> [Aim] Copy out each line of the material in which the word "bisa" appears.

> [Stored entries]
========================================================================
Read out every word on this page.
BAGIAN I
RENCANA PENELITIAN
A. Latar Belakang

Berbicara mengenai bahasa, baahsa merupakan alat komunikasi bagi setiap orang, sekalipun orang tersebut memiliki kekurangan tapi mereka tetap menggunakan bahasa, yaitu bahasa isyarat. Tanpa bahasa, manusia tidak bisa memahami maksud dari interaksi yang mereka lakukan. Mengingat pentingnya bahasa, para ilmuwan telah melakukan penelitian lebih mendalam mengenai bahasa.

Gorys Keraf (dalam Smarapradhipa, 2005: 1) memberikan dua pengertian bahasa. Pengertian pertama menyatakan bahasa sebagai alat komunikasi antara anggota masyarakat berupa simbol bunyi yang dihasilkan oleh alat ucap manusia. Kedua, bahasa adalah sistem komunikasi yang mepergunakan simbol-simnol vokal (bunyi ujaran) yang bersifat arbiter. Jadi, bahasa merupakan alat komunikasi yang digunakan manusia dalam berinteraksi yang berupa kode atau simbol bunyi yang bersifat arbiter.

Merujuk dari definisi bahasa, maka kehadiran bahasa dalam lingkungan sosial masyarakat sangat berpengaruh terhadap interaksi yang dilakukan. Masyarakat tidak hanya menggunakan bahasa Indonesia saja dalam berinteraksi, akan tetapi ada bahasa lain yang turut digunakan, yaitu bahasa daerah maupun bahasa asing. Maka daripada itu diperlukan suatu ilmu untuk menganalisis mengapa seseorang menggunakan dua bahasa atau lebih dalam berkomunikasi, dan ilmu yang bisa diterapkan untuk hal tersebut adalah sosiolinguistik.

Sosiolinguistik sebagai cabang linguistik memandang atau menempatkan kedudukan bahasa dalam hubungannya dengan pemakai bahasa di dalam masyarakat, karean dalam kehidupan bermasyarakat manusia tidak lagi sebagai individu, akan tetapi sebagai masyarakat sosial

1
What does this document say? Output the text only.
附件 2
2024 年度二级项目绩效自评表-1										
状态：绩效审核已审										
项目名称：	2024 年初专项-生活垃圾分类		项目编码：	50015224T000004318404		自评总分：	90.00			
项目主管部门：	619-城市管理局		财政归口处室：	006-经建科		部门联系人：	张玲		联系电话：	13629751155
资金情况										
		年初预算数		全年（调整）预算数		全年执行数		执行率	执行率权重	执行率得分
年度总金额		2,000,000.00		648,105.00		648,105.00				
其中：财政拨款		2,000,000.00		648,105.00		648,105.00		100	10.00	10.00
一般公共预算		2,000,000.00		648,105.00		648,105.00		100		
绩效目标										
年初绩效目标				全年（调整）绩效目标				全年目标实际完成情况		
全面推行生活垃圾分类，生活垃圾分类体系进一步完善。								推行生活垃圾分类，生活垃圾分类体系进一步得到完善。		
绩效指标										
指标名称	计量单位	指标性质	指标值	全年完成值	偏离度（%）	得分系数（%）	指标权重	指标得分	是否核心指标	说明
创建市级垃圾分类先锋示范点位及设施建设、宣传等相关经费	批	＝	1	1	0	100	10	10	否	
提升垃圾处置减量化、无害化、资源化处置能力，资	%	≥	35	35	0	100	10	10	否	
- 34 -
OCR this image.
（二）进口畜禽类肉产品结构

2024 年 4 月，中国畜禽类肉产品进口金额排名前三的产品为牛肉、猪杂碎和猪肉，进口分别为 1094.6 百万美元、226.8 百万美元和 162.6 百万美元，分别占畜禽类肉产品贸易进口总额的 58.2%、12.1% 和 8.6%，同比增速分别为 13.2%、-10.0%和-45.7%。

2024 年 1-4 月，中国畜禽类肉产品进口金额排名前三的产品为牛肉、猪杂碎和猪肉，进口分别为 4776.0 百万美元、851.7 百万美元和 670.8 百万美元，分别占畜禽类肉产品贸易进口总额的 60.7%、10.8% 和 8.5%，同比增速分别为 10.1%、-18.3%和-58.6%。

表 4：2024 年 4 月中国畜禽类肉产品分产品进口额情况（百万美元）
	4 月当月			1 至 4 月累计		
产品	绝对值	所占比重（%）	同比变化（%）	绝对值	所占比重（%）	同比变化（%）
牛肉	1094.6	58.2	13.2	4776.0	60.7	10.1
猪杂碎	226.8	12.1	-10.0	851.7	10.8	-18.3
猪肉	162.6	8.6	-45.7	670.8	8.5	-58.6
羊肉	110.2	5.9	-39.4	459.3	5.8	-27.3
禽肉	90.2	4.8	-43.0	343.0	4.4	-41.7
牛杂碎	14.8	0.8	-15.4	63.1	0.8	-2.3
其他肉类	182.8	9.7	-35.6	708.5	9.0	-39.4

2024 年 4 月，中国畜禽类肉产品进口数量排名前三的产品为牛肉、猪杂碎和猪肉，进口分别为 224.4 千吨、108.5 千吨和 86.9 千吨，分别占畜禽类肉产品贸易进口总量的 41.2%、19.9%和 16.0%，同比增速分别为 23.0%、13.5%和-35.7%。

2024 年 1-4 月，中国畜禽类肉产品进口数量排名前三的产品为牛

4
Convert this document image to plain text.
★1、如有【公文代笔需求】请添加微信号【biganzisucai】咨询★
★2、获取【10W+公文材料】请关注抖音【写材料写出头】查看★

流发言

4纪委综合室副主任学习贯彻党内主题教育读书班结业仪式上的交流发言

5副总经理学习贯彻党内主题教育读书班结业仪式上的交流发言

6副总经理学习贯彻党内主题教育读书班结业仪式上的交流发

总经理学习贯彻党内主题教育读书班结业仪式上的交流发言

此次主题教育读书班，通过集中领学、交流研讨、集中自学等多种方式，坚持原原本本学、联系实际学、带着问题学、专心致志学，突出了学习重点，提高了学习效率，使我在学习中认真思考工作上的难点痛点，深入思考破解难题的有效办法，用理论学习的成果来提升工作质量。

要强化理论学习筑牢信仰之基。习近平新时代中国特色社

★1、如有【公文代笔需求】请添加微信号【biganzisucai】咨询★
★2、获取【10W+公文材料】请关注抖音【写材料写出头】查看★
========================================================================
> [Exercise answer]
Berbicara mengenai bahasa, baahsa merupakan alat komunikasi bagi setiap orang, sekalipun orang tersebut memiliki kekurangan tapi mereka tetap menggunakan bahasa, yaitu bahasa isyarat. Tanpa bahasa, manusia tidak bisa memahami maksud dari interaksi yang mereka lakukan. Mengingat pentingnya bahasa, para ilmuwan telah melakukan penelitian lebih mendalam mengenai bahasa.
Merujuk dari definisi bahasa, maka kehadiran bahasa dalam lingkungan sosial masyarakat sangat berpengaruh terhadap interaksi yang dilakukan. Masyarakat tidak hanya menggunakan bahasa Indonesia saja dalam berinteraksi, akan tetapi ada bahasa lain yang turut digunakan, yaitu bahasa daerah maupun bahasa asing. Maka daripada itu diperlukan suatu ilmu untuk menganalisis mengapa seseorang menggunakan dua bahasa atau lebih dalam berkomunikasi, dan ilmu yang bisa diterapkan untuk hal tersebut adalah sosiolinguistik.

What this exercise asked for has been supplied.